◆ WHAT THE TASK ASKS: Reproduce the listing word for word. Skip any image.

◆ RECORD SET:
──────────

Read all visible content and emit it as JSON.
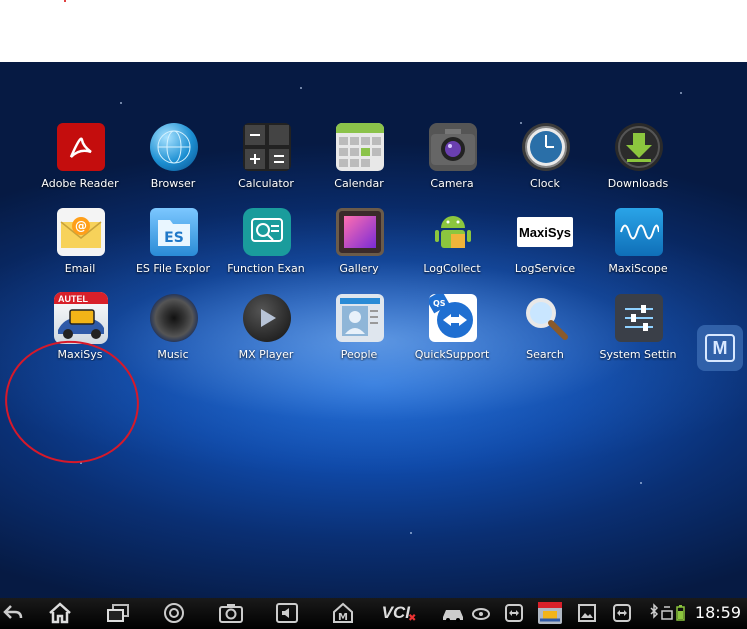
{
  "apps": [
    {
      "label": "Adobe Reader",
      "icon": "adobe-reader-icon"
    },
    {
      "label": "Browser",
      "icon": "browser-globe-icon"
    },
    {
      "label": "Calculator",
      "icon": "calculator-icon"
    },
    {
      "label": "Calendar",
      "icon": "calendar-icon"
    },
    {
      "label": "Camera",
      "icon": "camera-icon"
    },
    {
      "label": "Clock",
      "icon": "clock-icon"
    },
    {
      "label": "Downloads",
      "icon": "downloads-icon"
    },
    {
      "label": "Email",
      "icon": "email-icon"
    },
    {
      "label": "ES File Explor",
      "icon": "es-file-explorer-icon"
    },
    {
      "label": "Function Exan",
      "icon": "function-exam-icon"
    },
    {
      "label": "Gallery",
      "icon": "gallery-icon"
    },
    {
      "label": "LogCollect",
      "icon": "android-icon"
    },
    {
      "label": "LogService",
      "icon": "maxisys-logo-icon",
      "icon_text": "MaxiSys"
    },
    {
      "label": "MaxiScope",
      "icon": "maxiscope-icon"
    },
    {
      "label": "MaxiSys",
      "icon": "maxisys-app-icon",
      "icon_text": "AUTEL"
    },
    {
      "label": "Music",
      "icon": "speaker-icon"
    },
    {
      "label": "MX Player",
      "icon": "play-icon"
    },
    {
      "label": "People",
      "icon": "people-icon"
    },
    {
      "label": "QuickSupport",
      "icon": "quicksupport-icon",
      "icon_text": "QS"
    },
    {
      "label": "Search",
      "icon": "magnifier-icon"
    },
    {
      "label": "System Settin",
      "icon": "settings-sliders-icon"
    }
  ],
  "floating_button": {
    "label": "M"
  },
  "status": {
    "time": "18:59",
    "vci_label": "VCI"
  },
  "colors": {
    "annotation_circle": "#d6192a",
    "navbar": "#000000"
  }
}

──────────

◆ RESULT OF THIS EXERCISE:
Read all visible content and emit it as JSON.
{
  "apps": [
    {
      "label": "Adobe Reader",
      "icon": "adobe-reader-icon"
    },
    {
      "label": "Browser",
      "icon": "browser-globe-icon"
    },
    {
      "label": "Calculator",
      "icon": "calculator-icon"
    },
    {
      "label": "Calendar",
      "icon": "calendar-icon"
    },
    {
      "label": "Camera",
      "icon": "camera-icon"
    },
    {
      "label": "Clock",
      "icon": "clock-icon"
    },
    {
      "label": "Downloads",
      "icon": "downloads-icon"
    },
    {
      "label": "Email",
      "icon": "email-icon"
    },
    {
      "label": "ES File Explor",
      "icon": "es-file-explorer-icon"
    },
    {
      "label": "Function Exan",
      "icon": "function-exam-icon"
    },
    {
      "label": "Gallery",
      "icon": "gallery-icon"
    },
    {
      "label": "LogCollect",
      "icon": "android-icon"
    },
    {
      "label": "LogService",
      "icon": "maxisys-logo-icon",
      "icon_text": "MaxiSys"
    },
    {
      "label": "MaxiScope",
      "icon": "maxiscope-icon"
    },
    {
      "label": "MaxiSys",
      "icon": "maxisys-app-icon",
      "icon_text": "AUTEL"
    },
    {
      "label": "Music",
      "icon": "speaker-icon"
    },
    {
      "label": "MX Player",
      "icon": "play-icon"
    },
    {
      "label": "People",
      "icon": "people-icon"
    },
    {
      "label": "QuickSupport",
      "icon": "quicksupport-icon",
      "icon_text": "QS"
    },
    {
      "label": "Search",
      "icon": "magnifier-icon"
    },
    {
      "label": "System Settin",
      "icon": "settings-sliders-icon"
    }
  ],
  "floating_button": {
    "label": "M"
  },
  "status": {
    "time": "18:59",
    "vci_label": "VCI"
  },
  "colors": {
    "annotation_circle": "#d6192a",
    "navbar": "#000000"
  }
}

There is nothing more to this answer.